Dataset items
+++++

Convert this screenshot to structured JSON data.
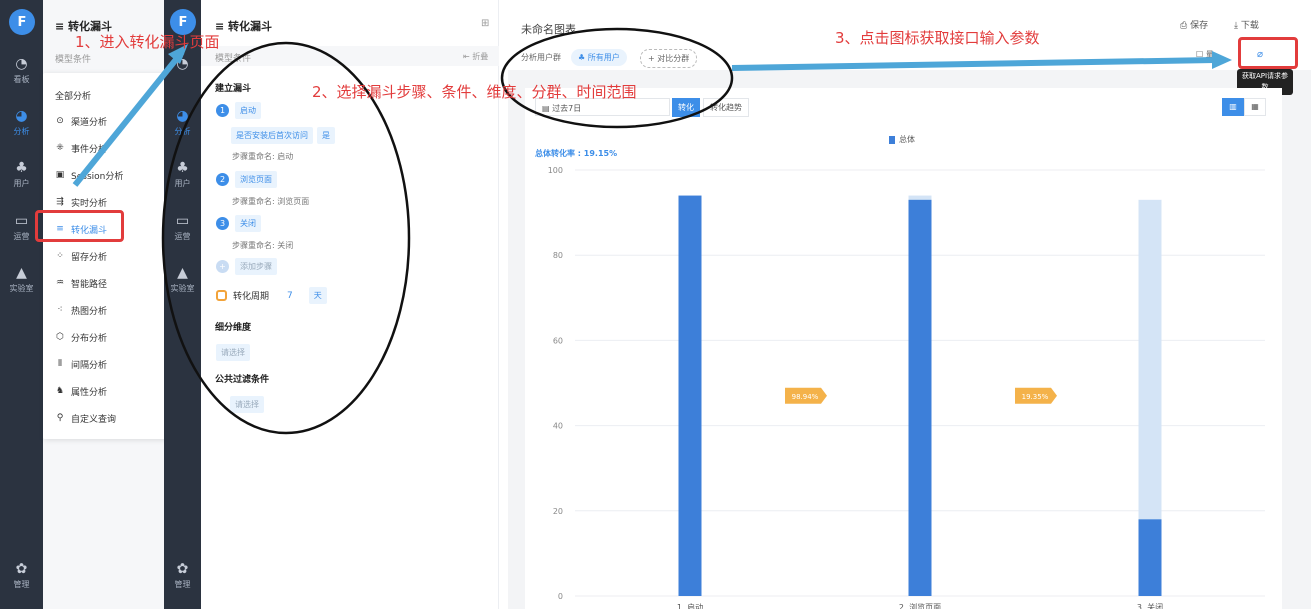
{
  "sidebar_left": {
    "logo": "F",
    "items": [
      {
        "label": "看板",
        "icon": "gauge-icon"
      },
      {
        "label": "分析",
        "icon": "pie-icon"
      },
      {
        "label": "用户",
        "icon": "users-icon"
      },
      {
        "label": "运营",
        "icon": "chart-icon"
      },
      {
        "label": "实验室",
        "icon": "flask-icon"
      },
      {
        "label": "管理",
        "icon": "gear-icon"
      }
    ]
  },
  "panel1": {
    "title": "转化漏斗",
    "subtitle": "模型条件"
  },
  "menu": {
    "header": "全部分析",
    "items": [
      "渠道分析",
      "事件分析",
      "Session分析",
      "实时分析",
      "转化漏斗",
      "留存分析",
      "智能路径",
      "热图分析",
      "分布分析",
      "间隔分析",
      "属性分析",
      "自定义查询"
    ],
    "selected": "转化漏斗"
  },
  "panel2": {
    "title": "转化漏斗",
    "subtitle": "模型条件",
    "compare_label": "折叠",
    "section_build": "建立漏斗",
    "steps": [
      {
        "num": "1",
        "name": "启动",
        "filter": "是否安装后首次访问",
        "filter_val": "是",
        "rename": "步骤重命名: 启动"
      },
      {
        "num": "2",
        "name": "浏览页面",
        "rename": "步骤重命名: 浏览页面"
      },
      {
        "num": "3",
        "name": "关闭",
        "rename": "步骤重命名: 关闭"
      }
    ],
    "add_step": "添加步骤",
    "period_label": "转化周期",
    "period_value": "7",
    "period_unit": "天",
    "section_dim": "细分维度",
    "dim_placeholder": "请选择",
    "section_filter": "公共过滤条件",
    "filter_placeholder": "请选择"
  },
  "main": {
    "chart_title": "未命名图表",
    "save": "保存",
    "download": "下载",
    "group_label": "分析用户群",
    "group_value": "所有用户",
    "compare": "+ 对比分群",
    "range": "过去7日",
    "tab_conv": "转化",
    "tab_trend": "转化趋势",
    "tooltip": "获取API请求参数",
    "legend": "总体",
    "rate": "总体转化率 : 19.15%"
  },
  "chart_data": {
    "type": "bar",
    "categories": [
      "1. 启动",
      "2. 浏览页面",
      "3. 关闭"
    ],
    "series": [
      {
        "name": "总体",
        "values": [
          94,
          93,
          18
        ]
      }
    ],
    "ghost": [
      null,
      94,
      93
    ],
    "conversion_labels": [
      "98.94%",
      "19.35%"
    ],
    "ylim": [
      0,
      100
    ],
    "yticks": [
      0,
      20,
      40,
      60,
      80,
      100
    ]
  },
  "annotations": {
    "a1": "1、进入转化漏斗页面",
    "a2": "2、选择漏斗步骤、条件、维度、分群、时间范围",
    "a3": "3、点击图标获取接口输入参数"
  }
}
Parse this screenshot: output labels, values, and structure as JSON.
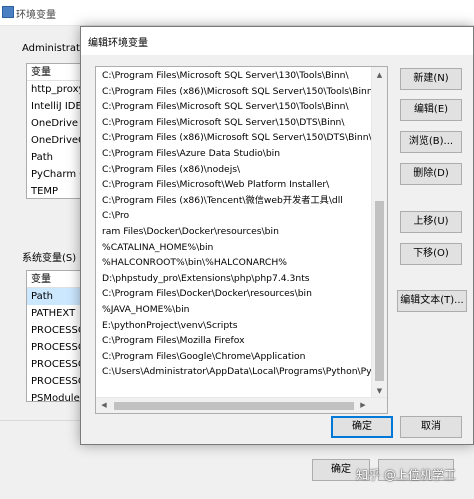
{
  "background_window": {
    "title": "环境变量",
    "user_section_label": "Administrator",
    "user_vars": [
      "变量",
      "http_proxy",
      "IntelliJ IDEA",
      "OneDrive",
      "OneDriveCo",
      "Path",
      "PyCharm Co",
      "TEMP"
    ],
    "system_section_label": "系统变量(S)",
    "system_vars": [
      "变量",
      "Path",
      "PATHEXT",
      "PROCESSOR",
      "PROCESSOR",
      "PROCESSOR",
      "PROCESSOR",
      "PSModulePa"
    ],
    "ok_label": "确定"
  },
  "dialog": {
    "title": "编辑环境变量",
    "paths": [
      "C:\\Program Files\\Microsoft SQL Server\\130\\Tools\\Binn\\",
      "C:\\Program Files (x86)\\Microsoft SQL Server\\150\\Tools\\Binn\\",
      "C:\\Program Files\\Microsoft SQL Server\\150\\Tools\\Binn\\",
      "C:\\Program Files\\Microsoft SQL Server\\150\\DTS\\Binn\\",
      "C:\\Program Files (x86)\\Microsoft SQL Server\\150\\DTS\\Binn\\",
      "C:\\Program Files\\Azure Data Studio\\bin",
      "C:\\Program Files (x86)\\nodejs\\",
      "C:\\Program Files\\Microsoft\\Web Platform Installer\\",
      "C:\\Program Files (x86)\\Tencent\\微信web开发者工具\\dll",
      "C:\\Pro",
      "ram Files\\Docker\\Docker\\resources\\bin",
      "%CATALINA_HOME%\\bin",
      "%HALCONROOT%\\bin\\%HALCONARCH%",
      "D:\\phpstudy_pro\\Extensions\\php\\php7.4.3nts",
      "C:\\Program Files\\Docker\\Docker\\resources\\bin",
      "%JAVA_HOME%\\bin",
      "E:\\pythonProject\\venv\\Scripts",
      "C:\\Program Files\\Mozilla Firefox",
      "C:\\Program Files\\Google\\Chrome\\Application",
      "C:\\Users\\Administrator\\AppData\\Local\\Programs\\Python\\Pyt..."
    ],
    "buttons": {
      "new": "新建(N)",
      "edit": "编辑(E)",
      "browse": "浏览(B)...",
      "delete": "删除(D)",
      "move_up": "上移(U)",
      "move_down": "下移(O)",
      "edit_text": "编辑文本(T)...",
      "ok": "确定",
      "cancel": "取消"
    }
  },
  "watermark": "知乎 @上位机学工"
}
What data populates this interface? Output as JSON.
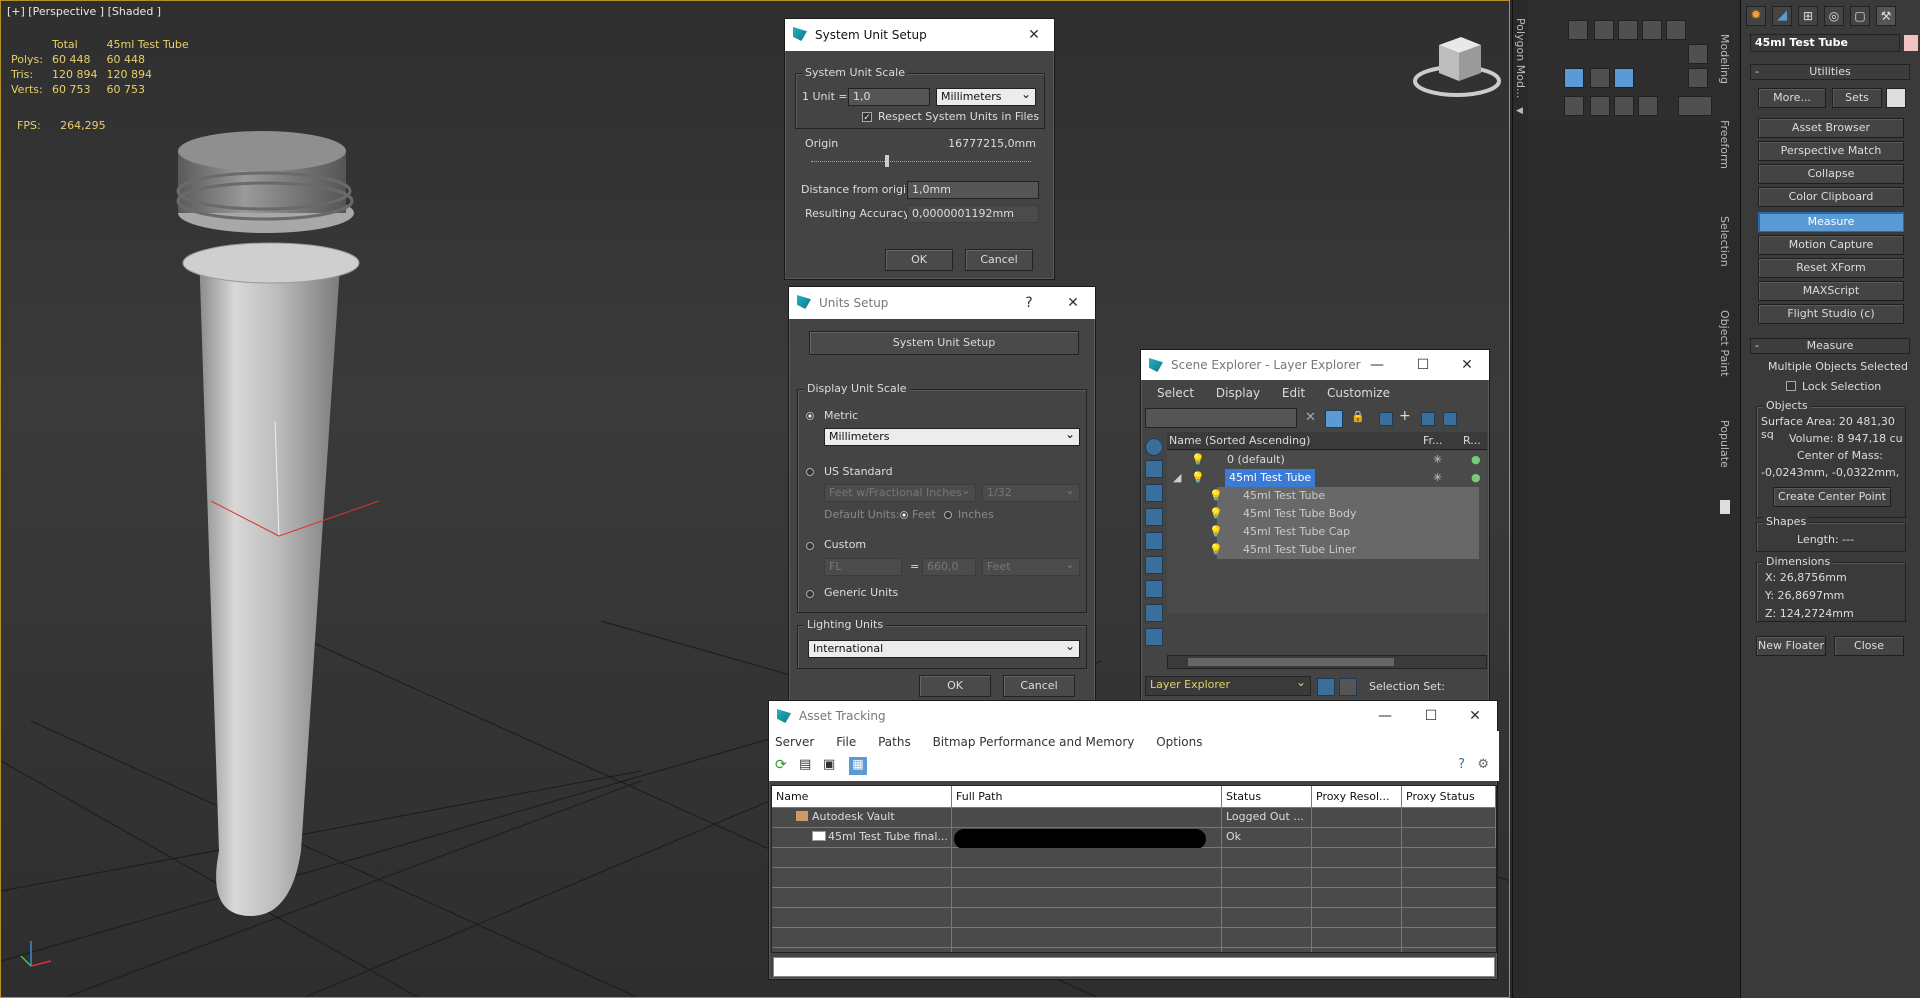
{
  "viewport": {
    "label": "[+] [Perspective ] [Shaded ]",
    "stats": {
      "header_total": "Total",
      "header_object": "45ml Test Tube",
      "rows": [
        {
          "label": "Polys:",
          "total": "60 448",
          "object": "60 448"
        },
        {
          "label": "Tris:",
          "total": "120 894",
          "object": "120 894"
        },
        {
          "label": "Verts:",
          "total": "60 753",
          "object": "60 753"
        }
      ]
    },
    "fps_label": "FPS:",
    "fps_value": "264,295"
  },
  "system_unit_setup": {
    "title": "System Unit Setup",
    "scale_group": "System Unit Scale",
    "unit_prefix": "1 Unit =",
    "unit_value": "1,0",
    "unit_type": "Millimeters",
    "respect_label": "Respect System Units in Files",
    "origin_label": "Origin",
    "origin_value": "16777215,0mm",
    "distance_label": "Distance from origin:",
    "distance_value": "1,0mm",
    "accuracy_label": "Resulting Accuracy:",
    "accuracy_value": "0,0000001192mm",
    "ok": "OK",
    "cancel": "Cancel"
  },
  "units_setup": {
    "title": "Units Setup",
    "help": "?",
    "system_button": "System Unit Setup",
    "display_group": "Display Unit Scale",
    "metric": "Metric",
    "metric_value": "Millimeters",
    "us_standard": "US Standard",
    "us_value": "Feet w/Fractional Inches",
    "us_fraction": "1/32",
    "default_units": "Default Units:",
    "feet": "Feet",
    "inches": "Inches",
    "custom": "Custom",
    "custom_name": "FL",
    "custom_eq": "=",
    "custom_value": "660,0",
    "custom_unit": "Feet",
    "generic": "Generic Units",
    "lighting_group": "Lighting Units",
    "lighting_value": "International",
    "ok": "OK",
    "cancel": "Cancel"
  },
  "scene_explorer": {
    "title": "Scene Explorer - Layer Explorer",
    "menu": [
      "Select",
      "Display",
      "Edit",
      "Customize"
    ],
    "col_name": "Name (Sorted Ascending)",
    "col_fr": "Fr...",
    "col_r": "R...",
    "rows": [
      {
        "name": "0 (default)",
        "indent": 0
      },
      {
        "name": "45ml Test Tube",
        "indent": 0
      },
      {
        "name": "45ml Test Tube",
        "indent": 1
      },
      {
        "name": "45ml Test Tube Body",
        "indent": 1
      },
      {
        "name": "45ml Test Tube Cap",
        "indent": 1
      },
      {
        "name": "45ml Test Tube Liner",
        "indent": 1
      }
    ],
    "explorer_select": "Layer Explorer",
    "selection_set": "Selection Set:"
  },
  "asset_tracking": {
    "title": "Asset Tracking",
    "menu": [
      "Server",
      "File",
      "Paths",
      "Bitmap Performance and Memory",
      "Options"
    ],
    "columns": [
      "Name",
      "Full Path",
      "Status",
      "Proxy Resol...",
      "Proxy Status"
    ],
    "rows": [
      {
        "name": "Autodesk Vault",
        "path": "",
        "status": "Logged Out ..."
      },
      {
        "name": "45ml Test Tube final...",
        "path": "",
        "status": "Ok"
      }
    ]
  },
  "side_tabs": [
    "Polygon Mod...",
    "Modeling",
    "Freeform",
    "Selection",
    "Object Paint",
    "Populate"
  ],
  "command_panel": {
    "object_name": "45ml Test Tube",
    "utilities_title": "Utilities",
    "more": "More...",
    "sets": "Sets",
    "buttons": [
      "Asset Browser",
      "Perspective Match",
      "Collapse",
      "Color Clipboard",
      "Measure",
      "Motion Capture",
      "Reset XForm",
      "MAXScript",
      "Flight Studio (c)"
    ],
    "measure_title": "Measure",
    "multiple_selected": "Multiple Objects Selected",
    "lock_selection": "Lock Selection",
    "objects_group": "Objects",
    "surface_area": "Surface Area: 20 481,30 sq",
    "volume": "Volume: 8 947,18 cu",
    "center_mass": "Center of Mass:",
    "center_mass_value": "-0,0243mm, -0,0322mm,",
    "create_center": "Create Center Point",
    "shapes_group": "Shapes",
    "length": "Length: ---",
    "dimensions_group": "Dimensions",
    "dim_x": "X:  26,8756mm",
    "dim_y": "Y:  26,8697mm",
    "dim_z": "Z:  124,2724mm",
    "new_floater": "New Floater",
    "close": "Close"
  },
  "colors": {
    "accent_blue": "#5b9bd5",
    "stats_yellow": "#e7d06a",
    "viewport_border": "#b49228",
    "selection_blue": "#3a7bd5"
  }
}
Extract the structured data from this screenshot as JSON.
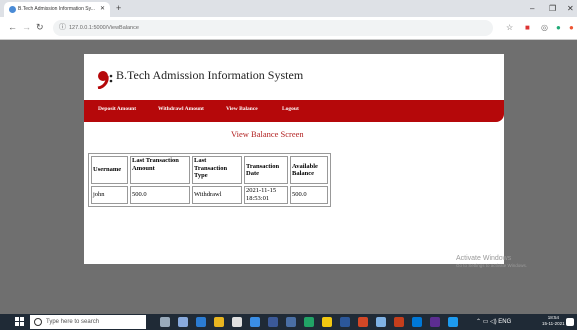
{
  "browser": {
    "tab_title": "B.Tech Admission Information Sy...",
    "url": "127.0.0.1:5000/ViewBalance"
  },
  "app": {
    "title": "B.Tech Admission Information System",
    "menu": [
      "Deposit Amount",
      "Withdrawl Amount",
      "View Balance",
      "Logout"
    ],
    "screen_heading": "View Balance Screen"
  },
  "table": {
    "headers": [
      "Username",
      "Last Transaction Amount",
      "Last Transaction Type",
      "Transaction Date",
      "Available Balance"
    ],
    "rows": [
      [
        "john",
        "500.0",
        "Withdrawl",
        "2021-11-15 18:53:01",
        "500.0"
      ]
    ]
  },
  "watermark": {
    "line1": "Activate Windows",
    "line2": "Go to Settings to activate Windows."
  },
  "taskbar": {
    "search_placeholder": "Type here to search",
    "time": "18:54",
    "date": "15-11-2021"
  },
  "colors": {
    "menu_bar": "#b5080a",
    "heading": "#b11e1e",
    "viewport": "#6f6f6f"
  }
}
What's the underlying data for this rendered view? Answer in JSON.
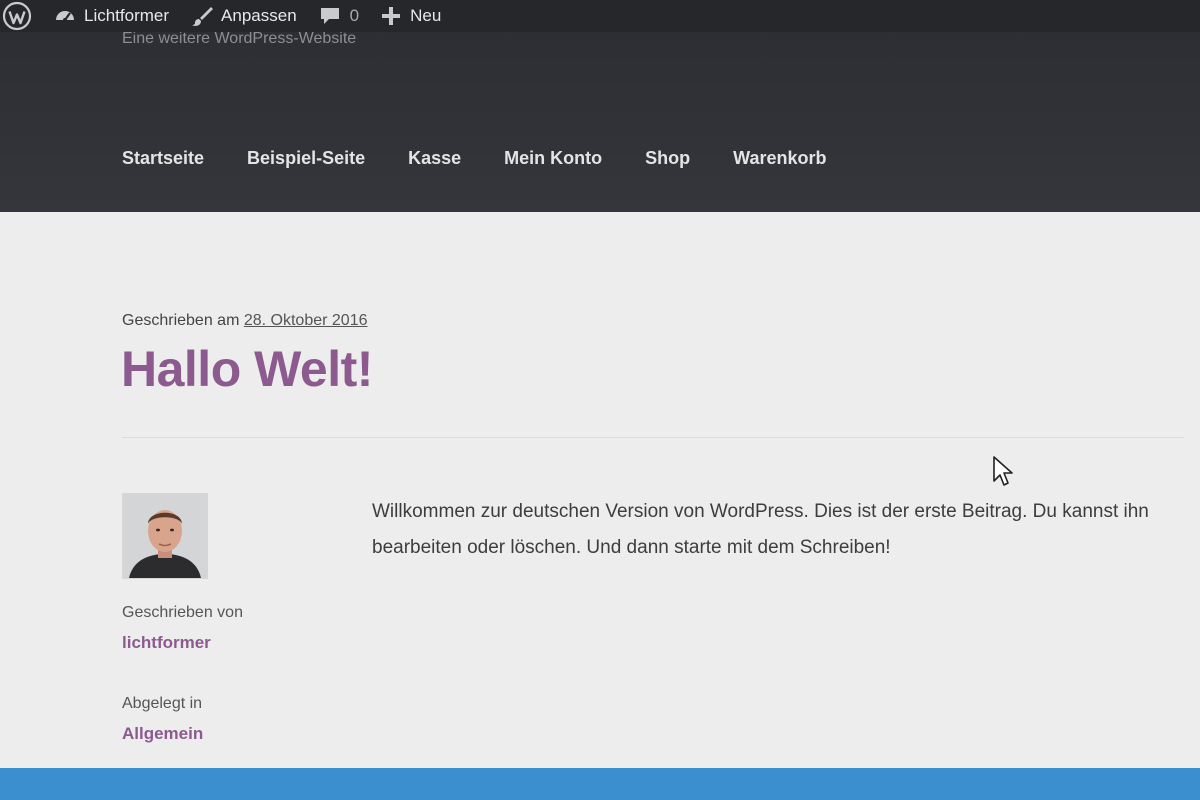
{
  "adminbar": {
    "wp_icon": "wordpress-logo-icon",
    "items": [
      {
        "icon": "dashboard-gauge-icon",
        "label": "Lichtformer"
      },
      {
        "icon": "paintbrush-icon",
        "label": "Anpassen"
      },
      {
        "icon": "comment-bubble-icon",
        "label": "0"
      },
      {
        "icon": "plus-icon",
        "label": "Neu"
      }
    ]
  },
  "header": {
    "tagline": "Eine weitere WordPress-Website",
    "nav": [
      "Startseite",
      "Beispiel-Seite",
      "Kasse",
      "Mein Konto",
      "Shop",
      "Warenkorb"
    ]
  },
  "post": {
    "posted_prefix": "Geschrieben am",
    "date": "28. Oktober 2016",
    "title": "Hallo Welt!",
    "author_label": "Geschrieben von",
    "author": "lichtformer",
    "category_label": "Abgelegt in",
    "category": "Allgemein",
    "content": "Willkommen zur deutschen Version von WordPress. Dies ist der erste Beitrag. Du kannst ihn bearbeiten oder löschen. Und dann starte mit dem Schreiben!"
  },
  "colors": {
    "admin_bar": "#26272b",
    "header": "#313237",
    "accent": "#8c5a8f",
    "footer": "#3b8fcf",
    "background": "#ededed"
  }
}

+++++

* PROBLEM TO SOLVE:
Gather up every line in the data above that contains the word "Tech", copying each one.

* CORRECT RESPONSE:
    "tab_title": "B.Tech Admission Information Sy...",
    "title": "B.Tech Admission Information System",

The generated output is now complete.